## BEGIN TASK INPUT

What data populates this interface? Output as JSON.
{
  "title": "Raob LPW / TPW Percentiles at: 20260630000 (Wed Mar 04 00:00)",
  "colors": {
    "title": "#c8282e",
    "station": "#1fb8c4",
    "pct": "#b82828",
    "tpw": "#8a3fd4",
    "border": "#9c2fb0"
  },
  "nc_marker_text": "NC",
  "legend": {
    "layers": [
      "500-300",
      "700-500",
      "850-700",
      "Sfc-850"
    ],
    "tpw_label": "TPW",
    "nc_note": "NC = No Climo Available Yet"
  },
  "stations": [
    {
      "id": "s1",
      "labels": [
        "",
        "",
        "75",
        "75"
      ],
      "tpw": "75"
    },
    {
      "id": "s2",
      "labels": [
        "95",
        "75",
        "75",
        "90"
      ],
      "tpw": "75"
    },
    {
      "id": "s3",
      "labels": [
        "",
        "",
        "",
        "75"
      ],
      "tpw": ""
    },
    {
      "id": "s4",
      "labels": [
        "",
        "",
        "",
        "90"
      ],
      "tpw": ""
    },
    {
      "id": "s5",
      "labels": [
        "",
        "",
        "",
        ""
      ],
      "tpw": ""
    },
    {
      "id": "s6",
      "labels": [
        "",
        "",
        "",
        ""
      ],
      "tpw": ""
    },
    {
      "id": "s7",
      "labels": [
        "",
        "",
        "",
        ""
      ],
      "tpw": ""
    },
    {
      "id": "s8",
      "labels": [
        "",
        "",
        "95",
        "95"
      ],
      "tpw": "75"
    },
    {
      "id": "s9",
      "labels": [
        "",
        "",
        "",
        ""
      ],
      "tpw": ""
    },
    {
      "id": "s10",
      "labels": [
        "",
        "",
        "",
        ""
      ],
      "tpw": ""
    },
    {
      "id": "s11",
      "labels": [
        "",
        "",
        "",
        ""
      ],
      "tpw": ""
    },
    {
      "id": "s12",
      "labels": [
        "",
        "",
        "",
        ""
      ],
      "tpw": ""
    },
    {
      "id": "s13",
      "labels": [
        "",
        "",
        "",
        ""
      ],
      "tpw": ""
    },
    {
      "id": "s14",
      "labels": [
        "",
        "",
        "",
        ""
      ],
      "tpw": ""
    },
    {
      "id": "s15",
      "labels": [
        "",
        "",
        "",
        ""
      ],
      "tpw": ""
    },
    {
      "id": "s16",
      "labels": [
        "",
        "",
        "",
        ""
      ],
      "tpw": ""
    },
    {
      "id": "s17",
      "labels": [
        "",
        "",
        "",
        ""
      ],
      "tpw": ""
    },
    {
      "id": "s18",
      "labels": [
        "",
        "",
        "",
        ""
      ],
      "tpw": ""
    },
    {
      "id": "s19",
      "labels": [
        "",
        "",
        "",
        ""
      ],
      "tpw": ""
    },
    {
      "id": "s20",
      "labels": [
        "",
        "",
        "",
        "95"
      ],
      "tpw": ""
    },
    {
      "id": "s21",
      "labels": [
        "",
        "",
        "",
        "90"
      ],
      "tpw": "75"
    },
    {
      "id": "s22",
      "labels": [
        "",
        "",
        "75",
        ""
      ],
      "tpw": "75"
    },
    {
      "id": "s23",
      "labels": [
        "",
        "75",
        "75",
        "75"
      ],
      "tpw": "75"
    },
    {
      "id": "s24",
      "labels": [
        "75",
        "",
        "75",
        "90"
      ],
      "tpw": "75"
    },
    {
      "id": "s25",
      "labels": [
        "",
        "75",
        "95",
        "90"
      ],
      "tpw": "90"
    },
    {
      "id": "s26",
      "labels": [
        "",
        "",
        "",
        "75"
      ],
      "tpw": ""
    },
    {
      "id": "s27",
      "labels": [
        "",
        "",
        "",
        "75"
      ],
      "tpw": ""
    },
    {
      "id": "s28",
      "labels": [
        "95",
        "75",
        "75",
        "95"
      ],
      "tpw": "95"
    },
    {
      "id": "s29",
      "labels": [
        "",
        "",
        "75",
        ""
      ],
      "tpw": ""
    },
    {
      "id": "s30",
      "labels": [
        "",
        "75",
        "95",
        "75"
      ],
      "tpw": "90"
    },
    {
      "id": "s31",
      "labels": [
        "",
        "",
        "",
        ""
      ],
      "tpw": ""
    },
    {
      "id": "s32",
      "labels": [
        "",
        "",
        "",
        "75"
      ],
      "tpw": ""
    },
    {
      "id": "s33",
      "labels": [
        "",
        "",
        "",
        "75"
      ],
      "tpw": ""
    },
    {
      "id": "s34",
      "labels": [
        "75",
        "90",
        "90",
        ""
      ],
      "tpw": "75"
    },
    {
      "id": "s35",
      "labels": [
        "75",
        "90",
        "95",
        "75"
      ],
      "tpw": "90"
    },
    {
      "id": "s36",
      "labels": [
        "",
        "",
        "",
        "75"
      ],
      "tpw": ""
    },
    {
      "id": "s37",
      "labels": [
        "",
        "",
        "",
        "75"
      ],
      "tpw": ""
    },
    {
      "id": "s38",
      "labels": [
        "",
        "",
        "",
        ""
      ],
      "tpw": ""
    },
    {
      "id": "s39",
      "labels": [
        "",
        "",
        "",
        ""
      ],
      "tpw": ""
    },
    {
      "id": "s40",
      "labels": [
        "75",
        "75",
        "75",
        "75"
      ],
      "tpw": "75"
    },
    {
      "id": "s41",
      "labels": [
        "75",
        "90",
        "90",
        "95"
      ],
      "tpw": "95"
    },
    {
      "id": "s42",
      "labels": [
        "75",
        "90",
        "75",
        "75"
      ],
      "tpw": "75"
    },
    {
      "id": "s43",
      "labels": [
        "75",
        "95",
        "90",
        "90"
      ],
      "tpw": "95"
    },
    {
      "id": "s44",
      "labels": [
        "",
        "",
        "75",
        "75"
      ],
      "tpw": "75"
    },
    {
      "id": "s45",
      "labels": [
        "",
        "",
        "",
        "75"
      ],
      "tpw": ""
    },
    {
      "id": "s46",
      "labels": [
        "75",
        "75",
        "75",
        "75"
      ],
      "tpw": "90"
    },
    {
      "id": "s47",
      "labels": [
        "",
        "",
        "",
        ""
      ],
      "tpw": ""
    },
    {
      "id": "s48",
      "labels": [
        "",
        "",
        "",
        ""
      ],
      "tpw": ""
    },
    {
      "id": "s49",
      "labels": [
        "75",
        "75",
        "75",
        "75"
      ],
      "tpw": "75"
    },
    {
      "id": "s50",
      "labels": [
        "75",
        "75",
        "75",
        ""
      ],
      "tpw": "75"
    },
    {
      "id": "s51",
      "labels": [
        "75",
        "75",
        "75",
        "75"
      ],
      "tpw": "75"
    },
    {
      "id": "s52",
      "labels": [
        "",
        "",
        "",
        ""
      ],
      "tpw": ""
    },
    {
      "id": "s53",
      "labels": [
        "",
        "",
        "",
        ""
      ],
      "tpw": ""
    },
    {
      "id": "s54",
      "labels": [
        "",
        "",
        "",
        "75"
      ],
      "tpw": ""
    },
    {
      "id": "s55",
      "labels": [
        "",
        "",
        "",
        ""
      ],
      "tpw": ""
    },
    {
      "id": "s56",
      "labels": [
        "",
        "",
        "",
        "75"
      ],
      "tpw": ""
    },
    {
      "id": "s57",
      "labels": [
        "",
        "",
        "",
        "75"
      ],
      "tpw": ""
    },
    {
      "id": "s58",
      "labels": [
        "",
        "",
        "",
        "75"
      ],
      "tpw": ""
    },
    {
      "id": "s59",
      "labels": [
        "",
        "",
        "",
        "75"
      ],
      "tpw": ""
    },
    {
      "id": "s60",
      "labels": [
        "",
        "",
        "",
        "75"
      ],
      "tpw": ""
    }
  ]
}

## END TASK INPUT

Go through the entries above and count the lines containing the word "title"; give only that count.

2